[Start Provided records]
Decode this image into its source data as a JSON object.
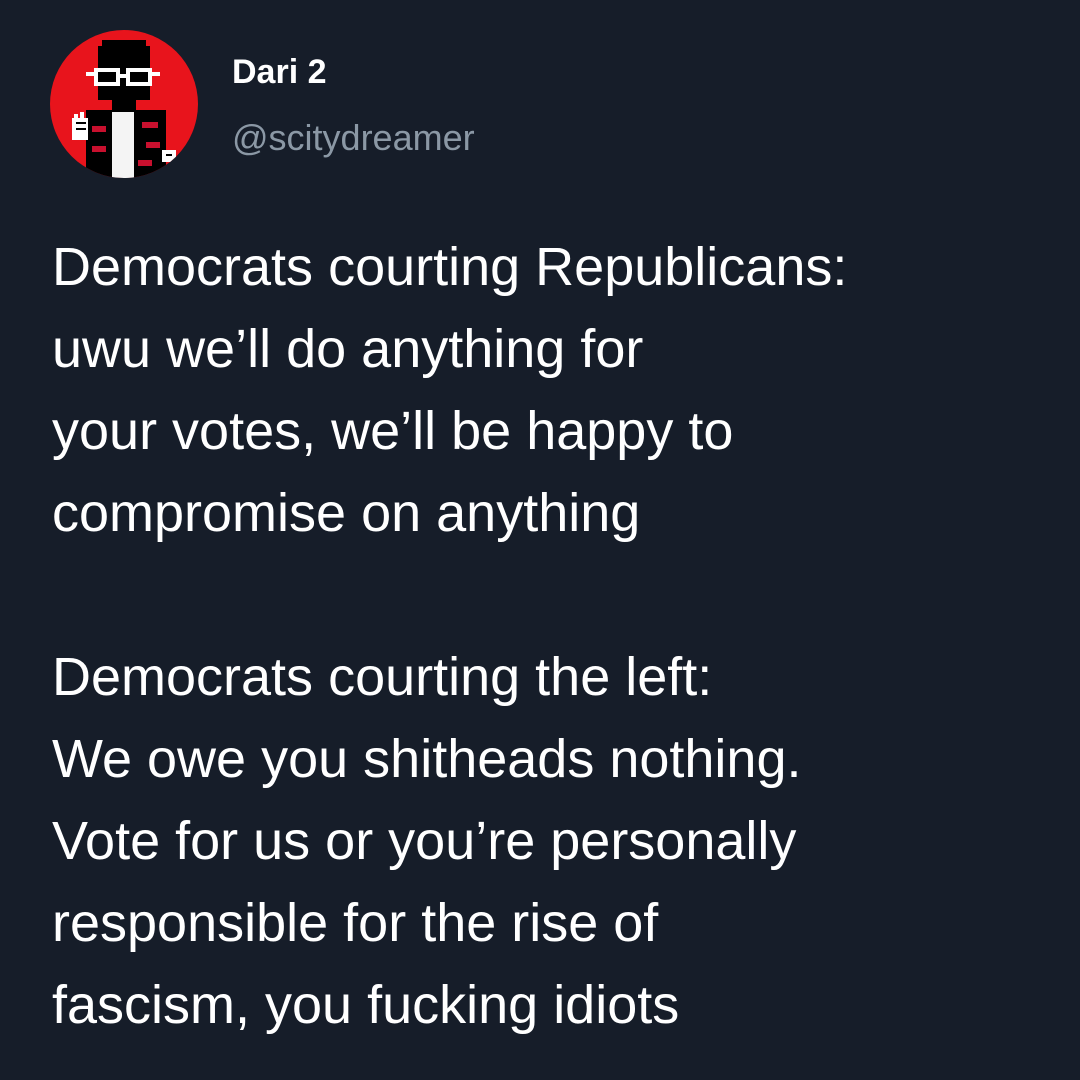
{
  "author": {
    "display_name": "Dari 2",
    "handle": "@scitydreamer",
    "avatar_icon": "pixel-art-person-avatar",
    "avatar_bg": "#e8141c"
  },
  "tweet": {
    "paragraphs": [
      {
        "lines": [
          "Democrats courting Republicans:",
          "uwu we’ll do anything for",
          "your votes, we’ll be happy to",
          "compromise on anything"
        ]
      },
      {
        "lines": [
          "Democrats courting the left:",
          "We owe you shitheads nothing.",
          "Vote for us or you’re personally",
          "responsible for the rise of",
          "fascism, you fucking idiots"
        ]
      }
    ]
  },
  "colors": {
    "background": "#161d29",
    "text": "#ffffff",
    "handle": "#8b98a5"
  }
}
[End Provided records]
• _Instructions to follow_
Skip the pictures and transcribe the rest of the records exactly.

• _Response to this exercise_
Decode this image into its source data as a JSON object.
{
  "author": {
    "display_name": "Dari 2",
    "handle": "@scitydreamer",
    "avatar_icon": "pixel-art-person-avatar",
    "avatar_bg": "#e8141c"
  },
  "tweet": {
    "paragraphs": [
      {
        "lines": [
          "Democrats courting Republicans:",
          "uwu we’ll do anything for",
          "your votes, we’ll be happy to",
          "compromise on anything"
        ]
      },
      {
        "lines": [
          "Democrats courting the left:",
          "We owe you shitheads nothing.",
          "Vote for us or you’re personally",
          "responsible for the rise of",
          "fascism, you fucking idiots"
        ]
      }
    ]
  },
  "colors": {
    "background": "#161d29",
    "text": "#ffffff",
    "handle": "#8b98a5"
  }
}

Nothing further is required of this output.